--- begin MATERIAL SUPPLIED ---

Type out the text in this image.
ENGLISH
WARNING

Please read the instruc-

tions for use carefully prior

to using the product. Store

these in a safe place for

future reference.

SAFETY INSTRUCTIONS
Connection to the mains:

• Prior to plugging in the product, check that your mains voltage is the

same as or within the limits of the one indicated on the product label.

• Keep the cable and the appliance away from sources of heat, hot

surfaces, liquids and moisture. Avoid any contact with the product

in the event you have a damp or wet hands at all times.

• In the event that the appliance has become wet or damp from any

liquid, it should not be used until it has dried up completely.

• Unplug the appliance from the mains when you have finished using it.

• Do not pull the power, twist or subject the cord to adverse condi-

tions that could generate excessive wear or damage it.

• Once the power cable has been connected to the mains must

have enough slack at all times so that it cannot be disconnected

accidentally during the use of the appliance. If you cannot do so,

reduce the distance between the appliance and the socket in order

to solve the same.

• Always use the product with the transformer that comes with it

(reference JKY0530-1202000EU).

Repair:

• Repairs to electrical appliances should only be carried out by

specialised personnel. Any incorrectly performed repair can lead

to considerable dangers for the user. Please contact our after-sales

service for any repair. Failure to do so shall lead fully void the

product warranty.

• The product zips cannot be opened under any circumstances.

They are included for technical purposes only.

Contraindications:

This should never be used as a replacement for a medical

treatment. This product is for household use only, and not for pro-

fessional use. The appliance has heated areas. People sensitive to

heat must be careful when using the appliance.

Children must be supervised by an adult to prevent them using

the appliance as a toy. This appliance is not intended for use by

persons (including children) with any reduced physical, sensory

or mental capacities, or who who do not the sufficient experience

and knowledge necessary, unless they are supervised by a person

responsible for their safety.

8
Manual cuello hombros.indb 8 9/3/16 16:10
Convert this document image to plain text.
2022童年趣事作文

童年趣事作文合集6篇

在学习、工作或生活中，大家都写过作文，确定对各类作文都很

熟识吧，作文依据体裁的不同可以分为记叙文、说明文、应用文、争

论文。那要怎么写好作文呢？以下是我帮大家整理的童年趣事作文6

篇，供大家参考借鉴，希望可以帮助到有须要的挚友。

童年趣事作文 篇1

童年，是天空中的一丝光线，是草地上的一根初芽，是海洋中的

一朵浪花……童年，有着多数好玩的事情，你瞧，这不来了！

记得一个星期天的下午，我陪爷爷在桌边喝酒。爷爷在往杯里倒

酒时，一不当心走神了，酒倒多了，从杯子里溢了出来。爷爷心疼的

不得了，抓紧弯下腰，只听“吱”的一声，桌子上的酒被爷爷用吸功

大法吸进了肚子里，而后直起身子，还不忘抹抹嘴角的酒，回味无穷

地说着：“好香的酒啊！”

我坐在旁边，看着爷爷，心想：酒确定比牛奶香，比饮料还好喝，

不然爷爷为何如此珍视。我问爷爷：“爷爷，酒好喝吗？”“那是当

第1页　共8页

--- end MATERIAL SUPPLIED ---

*YOUR OBJECTIVE*.
Write the entire listing out again, word for word.

*SOLUTION BELOW*.
Type out the text in this image.
ENGLISH
WARNING

Please read the instruc-

tions for use carefully prior

to using the product. Store

these in a safe place for

future reference.

SAFETY INSTRUCTIONS
Connection to the mains:

• Prior to plugging in the product, check that your mains voltage is the

same as or within the limits of the one indicated on the product label.

• Keep the cable and the appliance away from sources of heat, hot

surfaces, liquids and moisture. Avoid any contact with the product

in the event you have a damp or wet hands at all times.

• In the event that the appliance has become wet or damp from any

liquid, it should not be used until it has dried up completely.

• Unplug the appliance from the mains when you have finished using it.

• Do not pull the power, twist or subject the cord to adverse condi-

tions that could generate excessive wear or damage it.

• Once the power cable has been connected to the mains must

have enough slack at all times so that it cannot be disconnected

accidentally during the use of the appliance. If you cannot do so,

reduce the distance between the appliance and the socket in order

to solve the same.

• Always use the product with the transformer that comes with it

(reference JKY0530-1202000EU).

Repair:

• Repairs to electrical appliances should only be carried out by

specialised personnel. Any incorrectly performed repair can lead

to considerable dangers for the user. Please contact our after-sales

service for any repair. Failure to do so shall lead fully void the

product warranty.

• The product zips cannot be opened under any circumstances.

They are included for technical purposes only.

Contraindications:

This should never be used as a replacement for a medical

treatment. This product is for household use only, and not for pro-

fessional use. The appliance has heated areas. People sensitive to

heat must be careful when using the appliance.

Children must be supervised by an adult to prevent them using

the appliance as a toy. This appliance is not intended for use by

persons (including children) with any reduced physical, sensory

or mental capacities, or who who do not the sufficient experience

and knowledge necessary, unless they are supervised by a person

responsible for their safety.

8
Manual cuello hombros.indb 8 9/3/16 16:10
Convert this document image to plain text.
2022童年趣事作文

童年趣事作文合集6篇

在学习、工作或生活中，大家都写过作文，确定对各类作文都很

熟识吧，作文依据体裁的不同可以分为记叙文、说明文、应用文、争

论文。那要怎么写好作文呢？以下是我帮大家整理的童年趣事作文6

篇，供大家参考借鉴，希望可以帮助到有须要的挚友。

童年趣事作文 篇1

童年，是天空中的一丝光线，是草地上的一根初芽，是海洋中的

一朵浪花……童年，有着多数好玩的事情，你瞧，这不来了！

记得一个星期天的下午，我陪爷爷在桌边喝酒。爷爷在往杯里倒

酒时，一不当心走神了，酒倒多了，从杯子里溢了出来。爷爷心疼的

不得了，抓紧弯下腰，只听“吱”的一声，桌子上的酒被爷爷用吸功

大法吸进了肚子里，而后直起身子，还不忘抹抹嘴角的酒，回味无穷

地说着：“好香的酒啊！”

我坐在旁边，看着爷爷，心想：酒确定比牛奶香，比饮料还好喝，

不然爷爷为何如此珍视。我问爷爷：“爷爷，酒好喝吗？”“那是当

第1页　共8页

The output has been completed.